Chapter 4 Median

The median is the value in the middle – it’s where half the values are higher, and half are lower. Averages are sensitive to extremes, as we’ve discussed. So things like salaries, home values and numbers that don’t have some kind of constraint are vulnerable to the average’s sensitivity to extremes. Medians, however, are not.

4.1 How to calculate a median

Unfortunately, there’s not an easy way to calculate a median using basic math. You really just have to sort them into order and look for the point where half are above and half are below. If you have tens of thousands of records, this is a giant waste of time.

4.2 How to calculate a median in a spreadsheet

Fortunately, spreadsheets make medians easy. And again, it’s the same regardless of your choice of platform.

=MEDIAN(FirstCellInTheRange:LastCellInTheRange)

So, with our college cost spreadsheet still open, let’s compare the Average to the Median. Column C is the In State Cost and Column D is the Out of State Cost. Immediately underneath the last record, in row 16 and in column C, let’s calculate the Average In State Cost. It’s =AVERAGE(C2:C15) and you get $27652.86. Under that, in Row 17 Column C, let’s calculate the Median In State Cost. To do that, it’s =MEDIAN(C2:C15) and you get $24473.50. See that? The median is about $3,000 cheaper than the average. You can do the same with Out of State costs, but the difference is much less significant.

▸ TASKS FOR THIS EXERCISE:
(1) Do these statements agree with the chapter on medians? Answer yes or no for each and quote the words that decide it. (a) Like averages, medians are sensitive to extremes. (b) The spreadsheet formula for a median does not change from one platform to another. (c) In the college cost example, the median In State Cost is higher than the average.
(2) Reproduce the stretch of the chapter on medians from "So, with our" through "much less significant.".

▸ SUPPLIED INFORMATION:
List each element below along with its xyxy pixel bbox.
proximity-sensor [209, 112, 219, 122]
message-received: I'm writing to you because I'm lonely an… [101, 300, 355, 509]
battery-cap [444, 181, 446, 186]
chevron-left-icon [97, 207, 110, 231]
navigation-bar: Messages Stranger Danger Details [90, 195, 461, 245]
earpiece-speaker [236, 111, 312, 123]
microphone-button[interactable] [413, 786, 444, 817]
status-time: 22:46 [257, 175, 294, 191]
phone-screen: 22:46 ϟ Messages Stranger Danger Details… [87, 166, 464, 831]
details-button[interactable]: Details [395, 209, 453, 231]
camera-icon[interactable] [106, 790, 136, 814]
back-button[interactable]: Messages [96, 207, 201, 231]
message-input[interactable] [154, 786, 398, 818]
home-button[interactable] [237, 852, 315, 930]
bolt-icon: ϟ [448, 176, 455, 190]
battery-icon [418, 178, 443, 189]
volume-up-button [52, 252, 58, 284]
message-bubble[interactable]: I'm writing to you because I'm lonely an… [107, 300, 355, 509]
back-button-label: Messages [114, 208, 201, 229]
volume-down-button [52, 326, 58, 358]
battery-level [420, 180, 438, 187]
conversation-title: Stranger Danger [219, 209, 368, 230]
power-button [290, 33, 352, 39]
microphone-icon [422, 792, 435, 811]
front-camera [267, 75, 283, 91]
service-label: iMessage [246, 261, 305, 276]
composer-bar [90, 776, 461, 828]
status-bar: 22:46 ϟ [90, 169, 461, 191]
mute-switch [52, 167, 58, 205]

▸ EXERCISE SOLUTIONS:
(1)
(a) No: "Medians, however, are not."
(b) Yes: "it’s the same regardless of your choice of platform."
(c) No: "The median is about $3,000 cheaper than the average."

(2)
So, with our college cost spreadsheet still open, let’s compare the Average to the Median. Column C is the In State Cost and Column D is the Out of State Cost. Immediately underneath the last record, in row 16 and in column C, let’s calculate the Average In State Cost. It’s =AVERAGE(C2:C15) and you get $27652.86. Under that, in Row 17 Column C, let’s calculate the Median In State Cost. To do that, it’s =MEDIAN(C2:C15) and you get $24473.50. See that? The median is about $3,000 cheaper than the average. You can do the same with Out of State costs, but the difference is much less significant.